Extract provided:
⟨
The `dawn.node` implementation exists as long as the `navigator` variable
in the examples is in scope, or rather, as long as there is a reference to
the object returned by `create`. As such, if you assign it to a global
variable like this

```js
globalThis.navigator = { gpu: create([]) };
```

node will not exit because it's still running GPU code in the background.
You can fix that by removing the reference.

```js
delete globalThis.navigator
```

See: https://issues.chromium.org/issues/387965810

### Software GPU

Some options for running with a software based Vulkan implementation such has lavapipe are mentioned
in [the dawn.node readme](https://dawn.googlesource.com/dawn/+/refs/heads/main/src/dawn/node/)

### What to use this for

This package provides a WebGPU implementation it node. That said, if you are making a webpage
and are considering using this for testing, you'd probably be better off using [puppeteer](https://pptr.dev/). You can
find an example of using puppeteer for testing WebGPU in [this repo](https://github.com/greggman/webgpu-debug-helper).

This package is for WebGPU in node. It provides WebGPU in node. But, it does not not provide integration
with the web platform. For example, importing video via `HTMLVideoElement` or `VideoFrame`. It doesn't
provide a way to copy an `HTMLImageElement` to a texture. It also doesn't provide a way to render to an
`HTMLCanvasElement`. All of those only exist in the browser, not in node.

I suspect you could provide many of those with polyfills without changing this repo but I have not
looked into it.

What you can do is render to textures and then read them back. You can also run compute shaders
and read their results. See the example linked above.

## Bugs / Issues

This repo just publishes `dawn.node` from the dawn project [here](https://dawn.googlesource.com/dawn/+/refs/heads/main/src/dawn/node/).
Bugs related to dawn, WebGPU should be filed in the in the
[chromium issue tracker](https://crbug.com/dawn)

## Running the CTS

```
npm run build
cd third_party/dawn/third_party/webgpu-cts
npm ci
cd ../..
cp third_party/webgpu-cts/package.json ..
./tools/run run-cts --bin=out/cmake-release 'webgpu:*'
```

Note: this is no different than running the CTS in dawn itself.
⟩
Tasks and exercises:
1. Which browser objects do the WebGPU package notes name when describing the web platform integration the package does not provide? List them all.
2. Answer these questions from the WebGPU package notes:
(a) Why will node not exit when the object returned by `create` is assigned to a global variable?
(b) What tool do the notes suggest for testing a webpage instead of this package?
(c) Where should bugs related to dawn and WebGPU be filed?
3. Duplicate the WebGPU package notes, starting with "This package provides" and going on through "looked into it.".
Base your work on the WebGPU package notes and nothing else.

Page segmentation data:
⟨
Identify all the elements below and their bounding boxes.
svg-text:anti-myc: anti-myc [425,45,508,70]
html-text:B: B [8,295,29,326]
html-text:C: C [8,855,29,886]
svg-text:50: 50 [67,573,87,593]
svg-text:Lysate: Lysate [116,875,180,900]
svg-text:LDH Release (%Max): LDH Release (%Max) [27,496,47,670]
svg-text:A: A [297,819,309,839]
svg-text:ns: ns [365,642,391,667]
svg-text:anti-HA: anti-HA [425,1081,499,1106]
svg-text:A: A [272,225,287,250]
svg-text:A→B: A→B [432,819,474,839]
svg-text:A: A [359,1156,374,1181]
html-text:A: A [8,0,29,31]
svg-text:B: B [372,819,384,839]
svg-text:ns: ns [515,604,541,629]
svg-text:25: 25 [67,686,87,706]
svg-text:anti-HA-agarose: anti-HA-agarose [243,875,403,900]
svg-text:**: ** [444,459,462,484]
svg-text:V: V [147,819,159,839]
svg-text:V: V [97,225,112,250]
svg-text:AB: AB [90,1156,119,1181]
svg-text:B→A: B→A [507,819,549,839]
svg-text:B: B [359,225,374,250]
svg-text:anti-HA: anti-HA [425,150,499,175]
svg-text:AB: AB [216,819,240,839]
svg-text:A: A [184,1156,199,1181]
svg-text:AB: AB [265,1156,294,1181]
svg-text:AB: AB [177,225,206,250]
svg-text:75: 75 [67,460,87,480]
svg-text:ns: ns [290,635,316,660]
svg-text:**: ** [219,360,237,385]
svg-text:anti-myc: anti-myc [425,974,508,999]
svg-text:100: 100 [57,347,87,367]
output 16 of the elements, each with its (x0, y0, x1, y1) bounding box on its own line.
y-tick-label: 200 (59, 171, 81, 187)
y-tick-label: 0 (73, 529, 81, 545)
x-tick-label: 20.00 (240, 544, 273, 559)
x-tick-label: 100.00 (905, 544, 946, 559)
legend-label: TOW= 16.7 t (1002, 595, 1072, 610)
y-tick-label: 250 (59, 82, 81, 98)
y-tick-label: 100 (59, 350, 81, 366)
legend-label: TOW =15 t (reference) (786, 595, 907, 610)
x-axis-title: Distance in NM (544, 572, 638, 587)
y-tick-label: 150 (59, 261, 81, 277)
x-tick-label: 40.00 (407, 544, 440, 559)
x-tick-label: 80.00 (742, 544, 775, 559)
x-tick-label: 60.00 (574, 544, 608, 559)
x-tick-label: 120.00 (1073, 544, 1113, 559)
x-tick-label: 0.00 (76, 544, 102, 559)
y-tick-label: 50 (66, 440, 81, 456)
⟩
Answers given:
1. `HTMLVideoElement`, `VideoFrame`, `HTMLImageElement`, `HTMLCanvasElement`

2.
(a) It is still running GPU code in the background.
(b) Puppeteer.
(c) The chromium issue tracker.

3.
This package provides a WebGPU implementation it node. That said, if you are making a webpage
and are considering using this for testing, you'd probably be better off using [puppeteer](https://pptr.dev/). You can
find an example of using puppeteer for testing WebGPU in [this repo](https://github.com/greggman/webgpu-debug-helper).

This package is for WebGPU in node. It provides WebGPU in node. But, it does not not provide integration
with the web platform. For example, importing video via `HTMLVideoElement` or `VideoFrame`. It doesn't
provide a way to copy an `HTMLImageElement` to a texture. It also doesn't provide a way to render to an
`HTMLCanvasElement`. All of those only exist in the browser, not in node.

I suspect you could provide many of those with polyfills without changing this repo but I have not
looked into it.